Layout element annotations:
--

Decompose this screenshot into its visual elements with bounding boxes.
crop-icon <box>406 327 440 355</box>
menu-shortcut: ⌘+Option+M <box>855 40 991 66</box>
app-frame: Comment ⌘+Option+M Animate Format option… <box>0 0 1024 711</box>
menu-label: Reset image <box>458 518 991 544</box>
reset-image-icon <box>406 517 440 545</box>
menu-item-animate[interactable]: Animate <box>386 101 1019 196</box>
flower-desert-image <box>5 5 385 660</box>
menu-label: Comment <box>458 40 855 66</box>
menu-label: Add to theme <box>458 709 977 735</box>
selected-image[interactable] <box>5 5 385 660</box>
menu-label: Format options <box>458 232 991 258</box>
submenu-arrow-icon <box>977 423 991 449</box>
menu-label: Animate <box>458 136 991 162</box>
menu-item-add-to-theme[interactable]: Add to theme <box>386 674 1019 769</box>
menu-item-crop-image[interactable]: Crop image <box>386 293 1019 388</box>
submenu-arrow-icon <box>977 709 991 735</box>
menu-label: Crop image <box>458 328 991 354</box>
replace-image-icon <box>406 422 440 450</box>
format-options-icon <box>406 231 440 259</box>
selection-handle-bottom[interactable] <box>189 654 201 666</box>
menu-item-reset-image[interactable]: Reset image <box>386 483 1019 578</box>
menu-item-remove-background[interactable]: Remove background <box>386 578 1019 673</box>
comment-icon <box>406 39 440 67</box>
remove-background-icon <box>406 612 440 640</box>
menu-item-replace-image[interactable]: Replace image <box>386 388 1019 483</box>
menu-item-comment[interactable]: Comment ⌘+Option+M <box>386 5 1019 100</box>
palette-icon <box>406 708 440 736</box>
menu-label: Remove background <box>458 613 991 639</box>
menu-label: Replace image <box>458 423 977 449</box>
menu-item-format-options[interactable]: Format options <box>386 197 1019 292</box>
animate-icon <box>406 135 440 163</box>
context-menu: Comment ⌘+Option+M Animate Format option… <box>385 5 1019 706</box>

--

Write out the rows above again, swapping every "Reset image" for "Restore image" and leaving everything else untouched.

Decompose this screenshot into its visual elements with bounding boxes.
crop-icon <box>406 327 440 355</box>
menu-shortcut: ⌘+Option+M <box>855 40 991 66</box>
app-frame: Comment ⌘+Option+M Animate Format option… <box>0 0 1024 711</box>
menu-label: Restore image <box>458 518 991 544</box>
reset-image-icon <box>406 517 440 545</box>
menu-item-animate[interactable]: Animate <box>386 101 1019 196</box>
flower-desert-image <box>5 5 385 660</box>
menu-label: Comment <box>458 40 855 66</box>
menu-label: Add to theme <box>458 709 977 735</box>
selected-image[interactable] <box>5 5 385 660</box>
menu-label: Format options <box>458 232 991 258</box>
submenu-arrow-icon <box>977 423 991 449</box>
menu-label: Animate <box>458 136 991 162</box>
menu-item-add-to-theme[interactable]: Add to theme <box>386 674 1019 769</box>
menu-item-crop-image[interactable]: Crop image <box>386 293 1019 388</box>
submenu-arrow-icon <box>977 709 991 735</box>
menu-label: Crop image <box>458 328 991 354</box>
replace-image-icon <box>406 422 440 450</box>
format-options-icon <box>406 231 440 259</box>
selection-handle-bottom[interactable] <box>189 654 201 666</box>
menu-item-reset-image[interactable]: Restore image <box>386 483 1019 578</box>
menu-item-remove-background[interactable]: Remove background <box>386 578 1019 673</box>
comment-icon <box>406 39 440 67</box>
remove-background-icon <box>406 612 440 640</box>
menu-item-replace-image[interactable]: Replace image <box>386 388 1019 483</box>
menu-item-comment[interactable]: Comment ⌘+Option+M <box>386 5 1019 100</box>
palette-icon <box>406 708 440 736</box>
menu-label: Remove background <box>458 613 991 639</box>
menu-label: Replace image <box>458 423 977 449</box>
menu-item-format-options[interactable]: Format options <box>386 197 1019 292</box>
animate-icon <box>406 135 440 163</box>
context-menu: Comment ⌘+Option+M Animate Format option… <box>385 5 1019 706</box>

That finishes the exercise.